Instructions for the task
Output the material below unchanged, apart from leaving out the pictures.

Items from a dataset

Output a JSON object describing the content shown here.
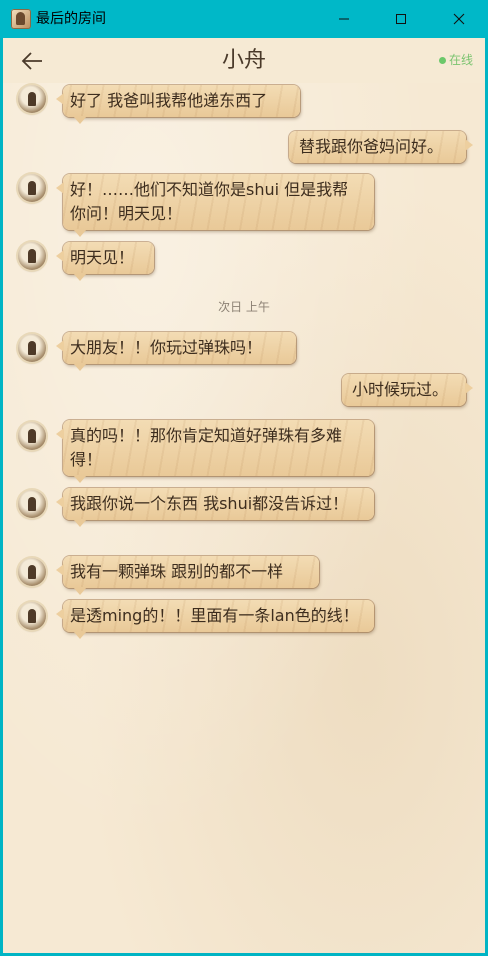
{
  "window": {
    "title": "最后的房间"
  },
  "header": {
    "contact_name": "小舟",
    "status": "在线"
  },
  "messages": [
    {
      "text": "好了 我爸叫我帮他递东西了"
    },
    {
      "text": "替我跟你爸妈问好。"
    },
    {
      "text": "好！……他们不知道你是shui 但是我帮你问！明天见！"
    },
    {
      "text": "明天见！"
    },
    {
      "text": "大朋友！！你玩过弹珠吗！"
    },
    {
      "text": "小时候玩过。"
    },
    {
      "text": "真的吗！！那你肯定知道好弹珠有多难得！"
    },
    {
      "text": "我跟你说一个东西 我shui都没告诉过！"
    },
    {
      "text": "我有一颗弹珠 跟别的都不一样"
    },
    {
      "text": "是透ming的！！里面有一条lan色的线！"
    }
  ],
  "divider": "次日 上午",
  "colors": {
    "titlebar": "#00b8c8",
    "paper": "#f6e9d3",
    "bubble": "#e9c998",
    "online": "#6cc86a"
  }
}
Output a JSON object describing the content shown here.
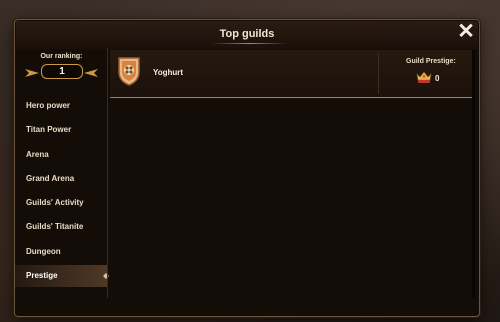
{
  "window": {
    "title": "Top guilds",
    "close_icon": "close-icon"
  },
  "ranking": {
    "label": "Our ranking:",
    "value": "1"
  },
  "sidebar": {
    "items": [
      {
        "label": "Hero power",
        "active": false
      },
      {
        "label": "Titan Power",
        "active": false
      },
      {
        "label": "Arena",
        "active": false
      },
      {
        "label": "Grand Arena",
        "active": false
      },
      {
        "label": "Guilds' Activity",
        "active": false
      },
      {
        "label": "Guilds' Titanite",
        "active": false
      },
      {
        "label": "Dungeon",
        "active": false
      },
      {
        "label": "Prestige",
        "active": true
      }
    ]
  },
  "guilds": [
    {
      "name": "Yoghurt",
      "emblem_icon": "guild-shield-emblem-icon",
      "prestige_label": "Guild Prestige:",
      "prestige_icon": "prestige-crown-icon",
      "prestige_value": "0"
    }
  ],
  "colors": {
    "accent_gold": "#c99b45",
    "title_glow": "#e0782c",
    "panel_bg": "#140c07"
  }
}
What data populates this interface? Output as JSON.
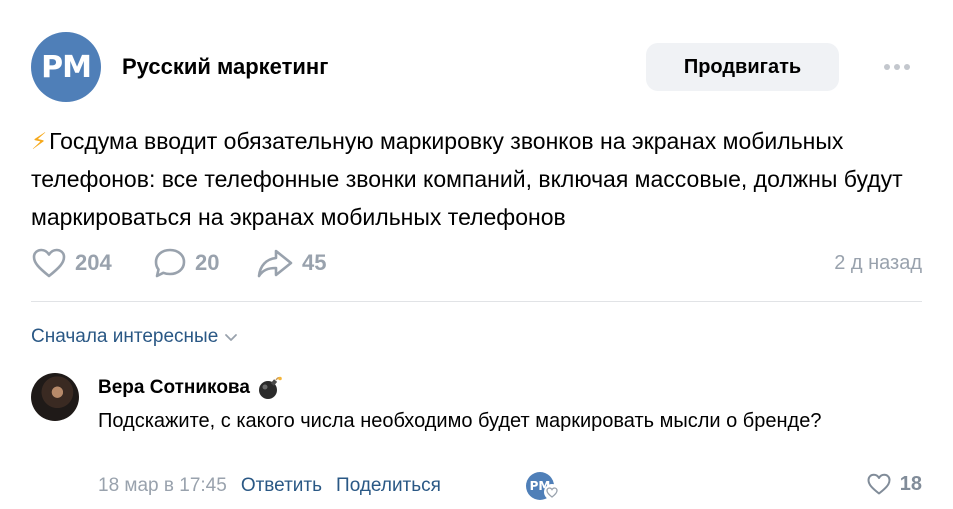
{
  "header": {
    "avatar_text": "PM",
    "group_name": "Русский маркетинг",
    "promote_label": "Продвигать"
  },
  "post": {
    "bolt_emoji": "⚡",
    "text": "Госдума вводит обязательную маркировку звонков на экранах мобильных телефонов: все телефонные звонки компаний, включая массовые, должны будут маркироваться на экранах мобильных телефонов",
    "likes": "204",
    "comments": "20",
    "shares": "45",
    "time": "2 д назад"
  },
  "comments_section": {
    "sort_label": "Сначала интересные"
  },
  "comment": {
    "author": "Вера Сотникова",
    "text": "Подскажите, с какого числа необходимо будет маркировать мысли о бренде?",
    "time": "18 мар в 17:45",
    "reply_label": "Ответить",
    "share_label": "Поделиться",
    "liked_by_avatar_text": "PM",
    "likes": "18"
  },
  "colors": {
    "brand_avatar": "#4f7fb8",
    "link": "#2a5885",
    "muted": "#99a2ad",
    "button_bg": "#f0f2f5"
  }
}
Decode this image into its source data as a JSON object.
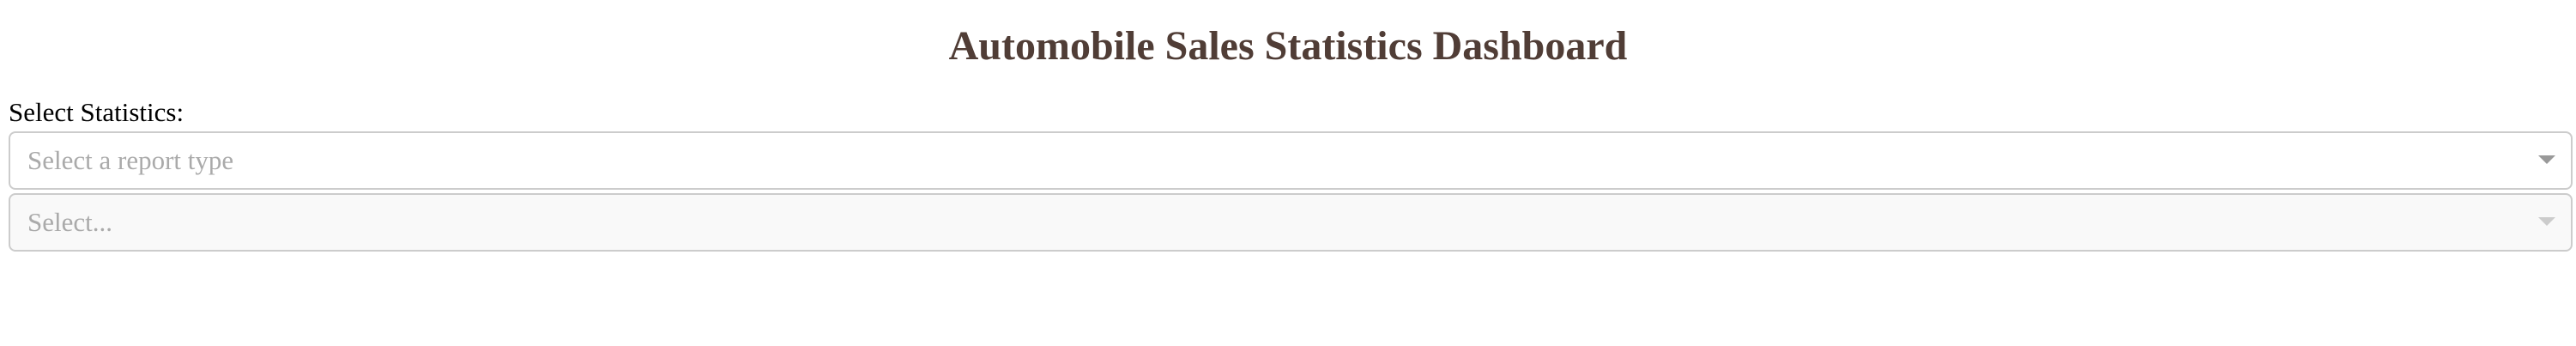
{
  "header": {
    "title": "Automobile Sales Statistics Dashboard"
  },
  "controls": {
    "statistics_label": "Select Statistics:",
    "report_type_dropdown": {
      "placeholder": "Select a report type",
      "value": ""
    },
    "year_dropdown": {
      "placeholder": "Select...",
      "value": "",
      "disabled": true
    }
  },
  "icons": {
    "dropdown_arrow": "chevron-down-icon"
  },
  "colors": {
    "title": "#503d36",
    "border": "#cccccc",
    "placeholder": "#aaaaaa",
    "disabled_background": "#f9f9f9"
  }
}
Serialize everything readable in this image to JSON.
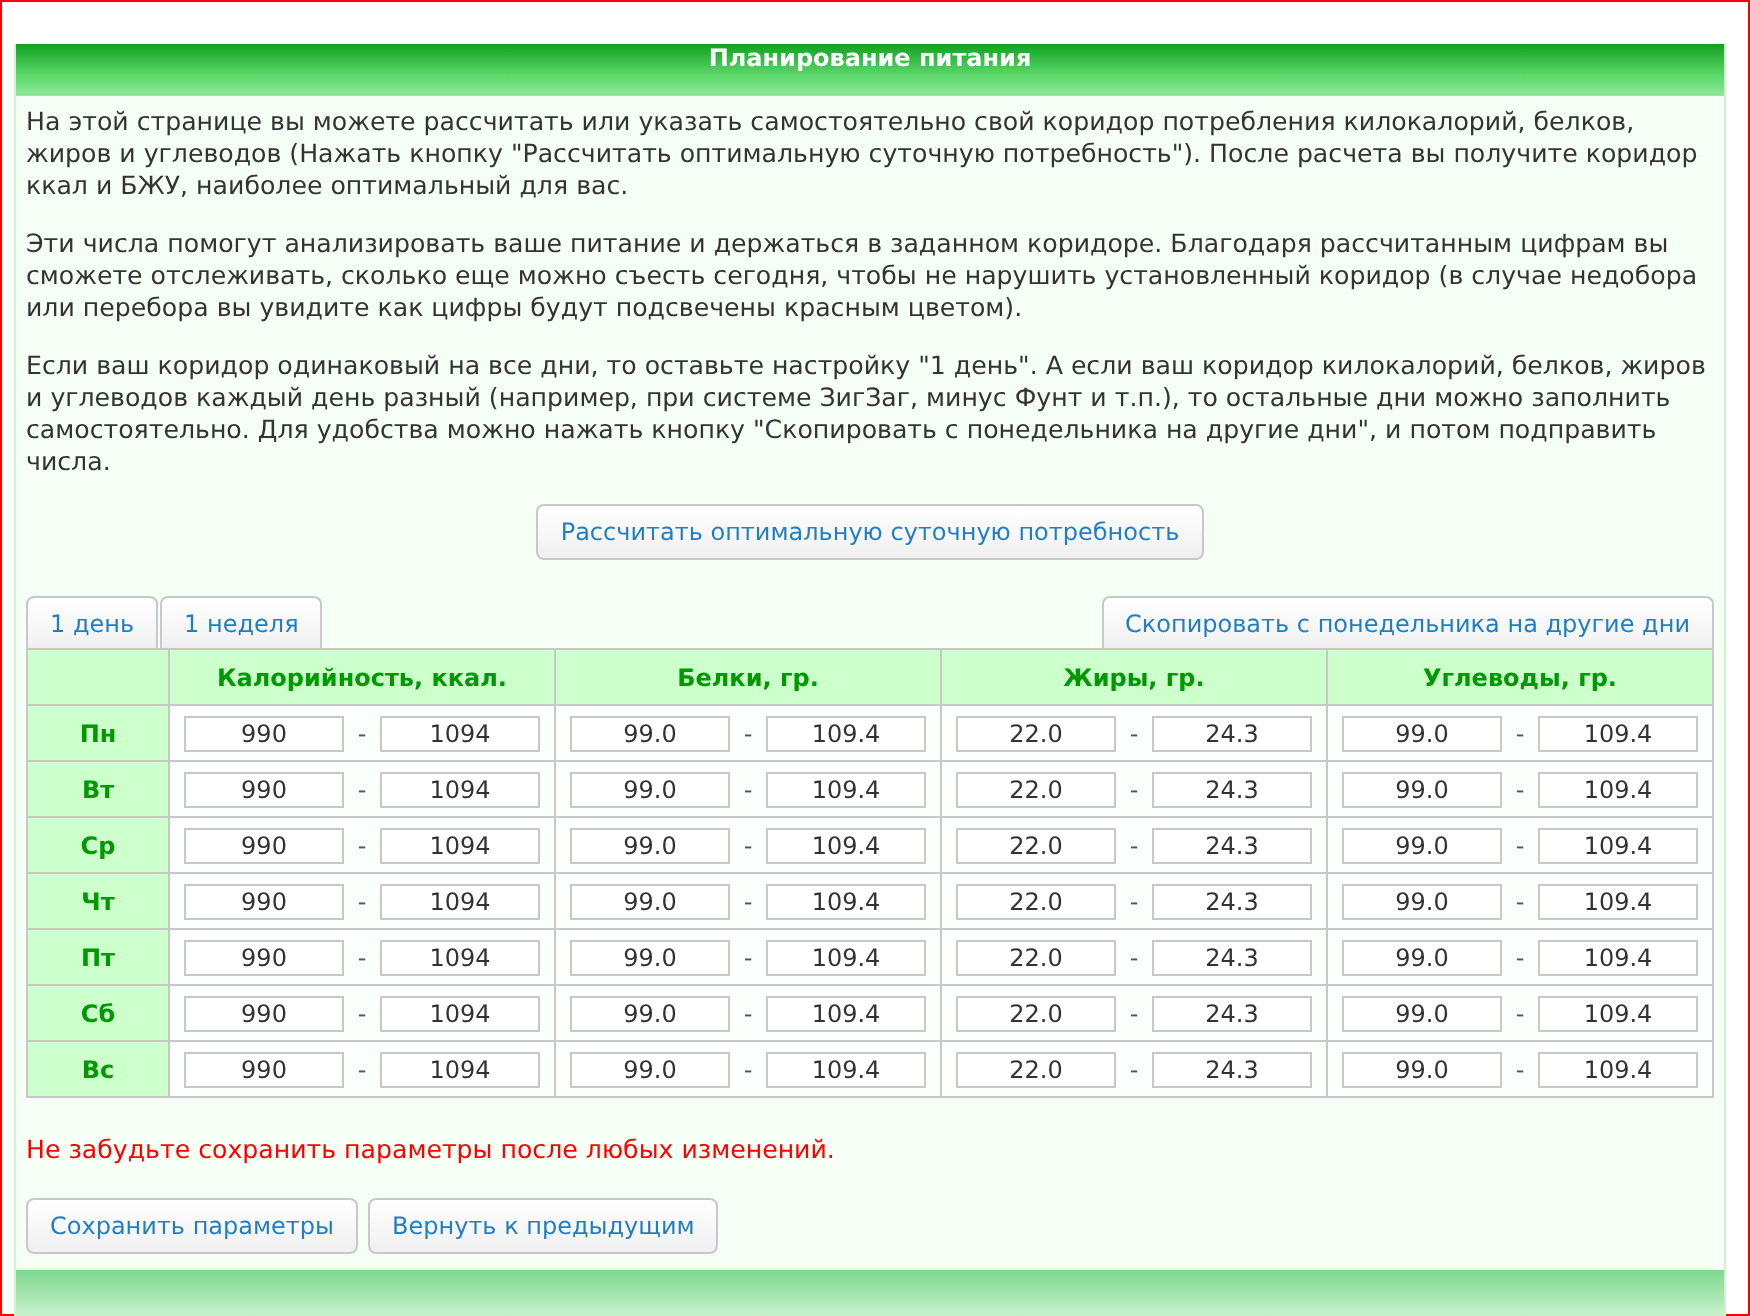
{
  "title": "Планирование питания",
  "paragraphs": [
    "На этой странице вы можете рассчитать или указать самостоятельно свой коридор потребления килокалорий, белков, жиров и углеводов (Нажать кнопку \"Рассчитать оптимальную суточную потребность\"). После расчета вы получите коридор ккал и БЖУ, наиболее оптимальный для вас.",
    "Эти числа помогут анализировать ваше питание и держаться в заданном коридоре. Благодаря рассчитанным цифрам вы сможете отслеживать, сколько еще можно съесть сегодня, чтобы не нарушить установленный коридор (в случае недобора или перебора вы увидите как цифры будут подсвечены красным цветом).",
    "Если ваш коридор одинаковый на все дни, то оставьте настройку \"1 день\". А если ваш коридор килокалорий, белков, жиров и углеводов каждый день разный (например, при системе ЗигЗаг, минус Фунт и т.п.), то остальные дни можно заполнить самостоятельно. Для удобства можно нажать кнопку \"Скопировать с понедельника на другие дни\", и потом подправить числа."
  ],
  "calc_button": "Рассчитать оптимальную суточную потребность",
  "tabs": [
    "1 день",
    "1 неделя"
  ],
  "copy_button": "Скопировать с понедельника на другие дни",
  "columns": [
    "Калорийность, ккал.",
    "Белки, гр.",
    "Жиры, гр.",
    "Углеводы, гр."
  ],
  "rows": [
    {
      "day": "Пн",
      "values": [
        [
          "990",
          "-",
          "1094"
        ],
        [
          "99.0",
          "-",
          "109.4"
        ],
        [
          "22.0",
          "-",
          "24.3"
        ],
        [
          "99.0",
          "-",
          "109.4"
        ]
      ]
    },
    {
      "day": "Вт",
      "values": [
        [
          "990",
          "-",
          "1094"
        ],
        [
          "99.0",
          "-",
          "109.4"
        ],
        [
          "22.0",
          "-",
          "24.3"
        ],
        [
          "99.0",
          "-",
          "109.4"
        ]
      ]
    },
    {
      "day": "Ср",
      "values": [
        [
          "990",
          "-",
          "1094"
        ],
        [
          "99.0",
          "-",
          "109.4"
        ],
        [
          "22.0",
          "-",
          "24.3"
        ],
        [
          "99.0",
          "-",
          "109.4"
        ]
      ]
    },
    {
      "day": "Чт",
      "values": [
        [
          "990",
          "-",
          "1094"
        ],
        [
          "99.0",
          "-",
          "109.4"
        ],
        [
          "22.0",
          "-",
          "24.3"
        ],
        [
          "99.0",
          "-",
          "109.4"
        ]
      ]
    },
    {
      "day": "Пт",
      "values": [
        [
          "990",
          "-",
          "1094"
        ],
        [
          "99.0",
          "-",
          "109.4"
        ],
        [
          "22.0",
          "-",
          "24.3"
        ],
        [
          "99.0",
          "-",
          "109.4"
        ]
      ]
    },
    {
      "day": "Сб",
      "values": [
        [
          "990",
          "-",
          "1094"
        ],
        [
          "99.0",
          "-",
          "109.4"
        ],
        [
          "22.0",
          "-",
          "24.3"
        ],
        [
          "99.0",
          "-",
          "109.4"
        ]
      ]
    },
    {
      "day": "Вс",
      "values": [
        [
          "990",
          "-",
          "1094"
        ],
        [
          "99.0",
          "-",
          "109.4"
        ],
        [
          "22.0",
          "-",
          "24.3"
        ],
        [
          "99.0",
          "-",
          "109.4"
        ]
      ]
    }
  ],
  "warning": "Не забудьте сохранить параметры после любых изменений.",
  "buttons": [
    "Сохранить параметры",
    "Вернуть к предыдущим"
  ]
}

Response to this task
Output a JSON object describing the content shown here.
{
  "window": {
    "title": "最后的房间"
  },
  "header": {
    "contact_name": "小舟",
    "status": "在线"
  },
  "messages": [
    {
      "text": "好了 我爸叫我帮他递东西了"
    },
    {
      "text": "替我跟你爸妈问好。"
    },
    {
      "text": "好！……他们不知道你是shui 但是我帮你问！明天见！"
    },
    {
      "text": "明天见！"
    },
    {
      "text": "大朋友！！你玩过弹珠吗！"
    },
    {
      "text": "小时候玩过。"
    },
    {
      "text": "真的吗！！那你肯定知道好弹珠有多难得！"
    },
    {
      "text": "我跟你说一个东西 我shui都没告诉过！"
    },
    {
      "text": "我有一颗弹珠 跟别的都不一样"
    },
    {
      "text": "是透ming的！！里面有一条lan色的线！"
    }
  ],
  "divider": "次日 上午",
  "colors": {
    "titlebar": "#00b8c8",
    "paper": "#f6e9d3",
    "bubble": "#e9c998",
    "online": "#6cc86a"
  }
}
Output a JSON object describing the content shown here.
{
  "window": {
    "title": "Top guilds",
    "close_icon": "close-icon"
  },
  "ranking": {
    "label": "Our ranking:",
    "value": "1"
  },
  "sidebar": {
    "items": [
      {
        "label": "Hero power",
        "active": false
      },
      {
        "label": "Titan Power",
        "active": false
      },
      {
        "label": "Arena",
        "active": false
      },
      {
        "label": "Grand Arena",
        "active": false
      },
      {
        "label": "Guilds' Activity",
        "active": false
      },
      {
        "label": "Guilds' Titanite",
        "active": false
      },
      {
        "label": "Dungeon",
        "active": false
      },
      {
        "label": "Prestige",
        "active": true
      }
    ]
  },
  "guilds": [
    {
      "name": "Yoghurt",
      "emblem_icon": "guild-shield-emblem-icon",
      "prestige_label": "Guild Prestige:",
      "prestige_icon": "prestige-crown-icon",
      "prestige_value": "0"
    }
  ],
  "colors": {
    "accent_gold": "#c99b45",
    "title_glow": "#e0782c",
    "panel_bg": "#140c07"
  }
}
What data populates this interface? Output as JSON.
{
  "header": {
    "avatar_text": "PM",
    "group_name": "Русский маркетинг",
    "promote_label": "Продвигать"
  },
  "post": {
    "bolt_emoji": "⚡",
    "text": "Госдума вводит обязательную маркировку звонков на экранах мобильных телефонов: все телефонные звонки компаний, включая массовые, должны будут маркироваться на экранах мобильных телефонов",
    "likes": "204",
    "comments": "20",
    "shares": "45",
    "time": "2 д назад"
  },
  "comments_section": {
    "sort_label": "Сначала интересные"
  },
  "comment": {
    "author": "Вера Сотникова",
    "text": "Подскажите, с какого числа необходимо будет маркировать мысли о бренде?",
    "time": "18 мар в 17:45",
    "reply_label": "Ответить",
    "share_label": "Поделиться",
    "liked_by_avatar_text": "PM",
    "likes": "18"
  },
  "colors": {
    "brand_avatar": "#4f7fb8",
    "link": "#2a5885",
    "muted": "#99a2ad",
    "button_bg": "#f0f2f5"
  }
}
Decode this image into its source data as a JSON object.
{
  "header": {
    "title": "Automobile Sales Statistics Dashboard"
  },
  "controls": {
    "statistics_label": "Select Statistics:",
    "report_type_dropdown": {
      "placeholder": "Select a report type",
      "value": ""
    },
    "year_dropdown": {
      "placeholder": "Select...",
      "value": "",
      "disabled": true
    }
  },
  "icons": {
    "dropdown_arrow": "chevron-down-icon"
  },
  "colors": {
    "title": "#503d36",
    "border": "#cccccc",
    "placeholder": "#aaaaaa",
    "disabled_background": "#f9f9f9"
  }
}
Serialize everything readable in this image to JSON.
{
  "title": "Планирование питания",
  "paragraphs": [
    "На этой странице вы можете рассчитать или указать самостоятельно свой коридор потребления килокалорий, белков, жиров и углеводов (Нажать кнопку \"Рассчитать оптимальную суточную потребность\"). После расчета вы получите коридор ккал и БЖУ, наиболее оптимальный для вас.",
    "Эти числа помогут анализировать ваше питание и держаться в заданном коридоре. Благодаря рассчитанным цифрам вы сможете отслеживать, сколько еще можно съесть сегодня, чтобы не нарушить установленный коридор (в случае недобора или перебора вы увидите как цифры будут подсвечены красным цветом).",
    "Если ваш коридор одинаковый на все дни, то оставьте настройку \"1 день\". А если ваш коридор килокалорий, белков, жиров и углеводов каждый день разный (например, при системе ЗигЗаг, минус Фунт и т.п.), то остальные дни можно заполнить самостоятельно. Для удобства можно нажать кнопку \"Скопировать с понедельника на другие дни\", и потом подправить числа."
  ],
  "calc_button": "Рассчитать оптимальную суточную потребность",
  "tabs": [
    "1 день",
    "1 неделя"
  ],
  "copy_button": "Скопировать с понедельника на другие дни",
  "columns": [
    "Калорийность, ккал.",
    "Белки, гр.",
    "Жиры, гр.",
    "Углеводы, гр."
  ],
  "rows": [
    {
      "day": "Пн",
      "values": [
        [
          "990",
          "-",
          "1094"
        ],
        [
          "99.0",
          "-",
          "109.4"
        ],
        [
          "22.0",
          "-",
          "24.3"
        ],
        [
          "99.0",
          "-",
          "109.4"
        ]
      ]
    },
    {
      "day": "Вт",
      "values": [
        [
          "990",
          "-",
          "1094"
        ],
        [
          "99.0",
          "-",
          "109.4"
        ],
        [
          "22.0",
          "-",
          "24.3"
        ],
        [
          "99.0",
          "-",
          "109.4"
        ]
      ]
    },
    {
      "day": "Ср",
      "values": [
        [
          "990",
          "-",
          "1094"
        ],
        [
          "99.0",
          "-",
          "109.4"
        ],
        [
          "22.0",
          "-",
          "24.3"
        ],
        [
          "99.0",
          "-",
          "109.4"
        ]
      ]
    },
    {
      "day": "Чт",
      "values": [
        [
          "990",
          "-",
          "1094"
        ],
        [
          "99.0",
          "-",
          "109.4"
        ],
        [
          "22.0",
          "-",
          "24.3"
        ],
        [
          "99.0",
          "-",
          "109.4"
        ]
      ]
    },
    {
      "day": "Пт",
      "values": [
        [
          "990",
          "-",
          "1094"
        ],
        [
          "99.0",
          "-",
          "109.4"
        ],
        [
          "22.0",
          "-",
          "24.3"
        ],
        [
          "99.0",
          "-",
          "109.4"
        ]
      ]
    },
    {
      "day": "Сб",
      "values": [
        [
          "990",
          "-",
          "1094"
        ],
        [
          "99.0",
          "-",
          "109.4"
        ],
        [
          "22.0",
          "-",
          "24.3"
        ],
        [
          "99.0",
          "-",
          "109.4"
        ]
      ]
    },
    {
      "day": "Вс",
      "values": [
        [
          "990",
          "-",
          "1094"
        ],
        [
          "99.0",
          "-",
          "109.4"
        ],
        [
          "22.0",
          "-",
          "24.3"
        ],
        [
          "99.0",
          "-",
          "109.4"
        ]
      ]
    }
  ],
  "warning": "Не забудьте сохранить параметры после любых изменений.",
  "buttons": [
    "Сохранить параметры",
    "Вернуть к предыдущим"
  ]
}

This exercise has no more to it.